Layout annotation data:
───
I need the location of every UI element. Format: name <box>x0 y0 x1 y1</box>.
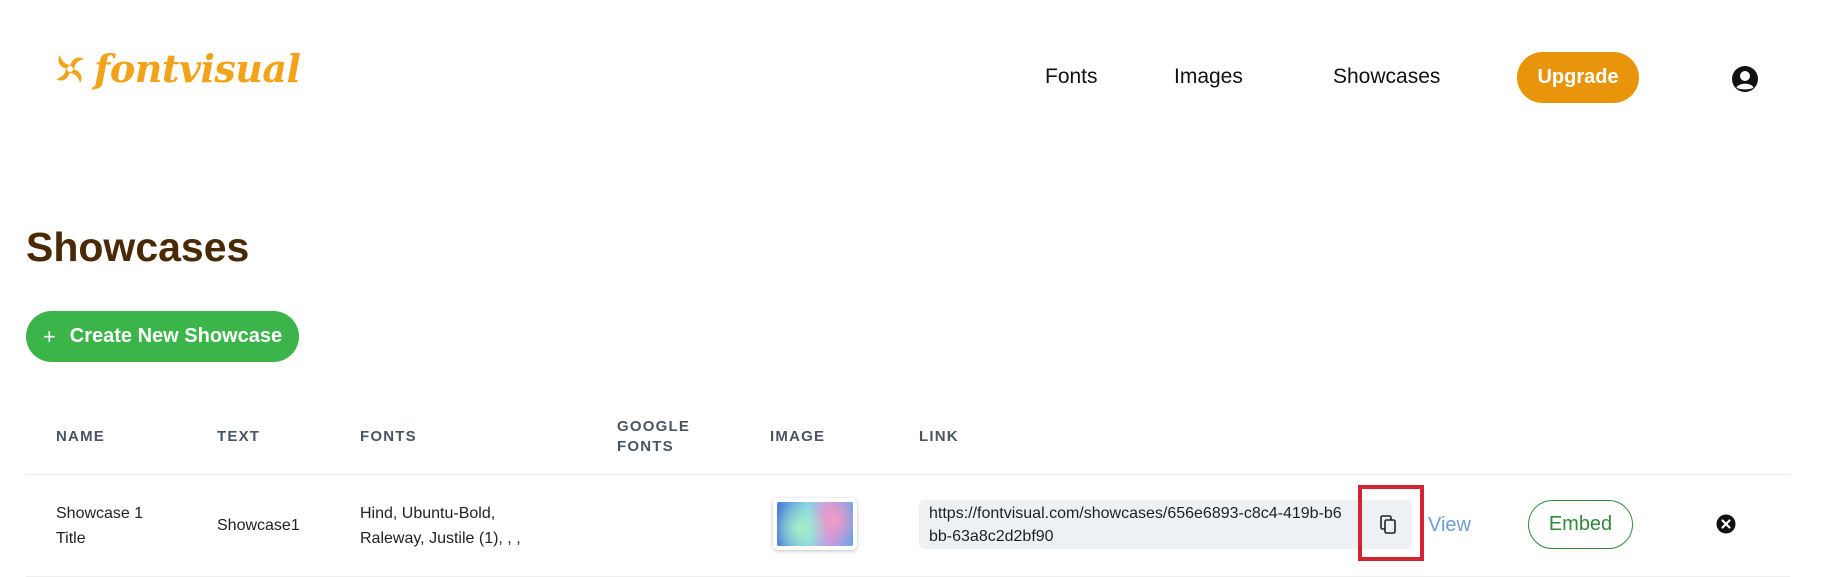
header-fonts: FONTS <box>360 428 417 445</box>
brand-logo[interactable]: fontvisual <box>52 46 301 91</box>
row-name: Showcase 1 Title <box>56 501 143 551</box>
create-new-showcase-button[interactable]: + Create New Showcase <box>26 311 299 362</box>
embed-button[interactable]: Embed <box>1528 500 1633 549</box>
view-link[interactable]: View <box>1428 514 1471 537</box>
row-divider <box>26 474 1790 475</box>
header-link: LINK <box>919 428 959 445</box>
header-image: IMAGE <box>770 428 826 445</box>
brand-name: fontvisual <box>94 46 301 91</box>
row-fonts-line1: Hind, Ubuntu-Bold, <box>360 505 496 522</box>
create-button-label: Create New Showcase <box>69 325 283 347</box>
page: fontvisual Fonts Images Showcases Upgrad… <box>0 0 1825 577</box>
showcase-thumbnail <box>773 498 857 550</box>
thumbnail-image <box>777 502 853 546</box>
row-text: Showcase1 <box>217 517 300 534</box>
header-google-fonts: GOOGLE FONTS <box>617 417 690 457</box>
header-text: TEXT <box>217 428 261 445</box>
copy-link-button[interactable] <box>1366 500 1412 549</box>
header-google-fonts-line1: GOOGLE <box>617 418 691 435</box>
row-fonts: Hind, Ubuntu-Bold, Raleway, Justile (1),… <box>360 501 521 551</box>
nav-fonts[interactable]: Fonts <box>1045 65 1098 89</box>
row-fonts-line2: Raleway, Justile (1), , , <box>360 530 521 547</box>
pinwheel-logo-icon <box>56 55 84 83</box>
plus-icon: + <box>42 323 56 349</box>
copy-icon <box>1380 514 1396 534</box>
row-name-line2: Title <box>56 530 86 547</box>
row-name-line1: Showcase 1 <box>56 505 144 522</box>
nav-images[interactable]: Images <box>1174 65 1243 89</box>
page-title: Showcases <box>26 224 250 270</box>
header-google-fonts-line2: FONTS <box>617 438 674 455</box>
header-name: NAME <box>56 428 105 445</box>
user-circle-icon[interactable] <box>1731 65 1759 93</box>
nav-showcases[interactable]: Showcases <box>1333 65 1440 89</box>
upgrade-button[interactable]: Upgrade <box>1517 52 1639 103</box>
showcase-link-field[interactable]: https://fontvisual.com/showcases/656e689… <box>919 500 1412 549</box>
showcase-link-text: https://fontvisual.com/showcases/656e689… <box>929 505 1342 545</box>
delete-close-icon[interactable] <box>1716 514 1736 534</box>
───
State how many lines in the rows above contain the string "copy", treating uppercase and lowercase as different, and reply with the number alone.

2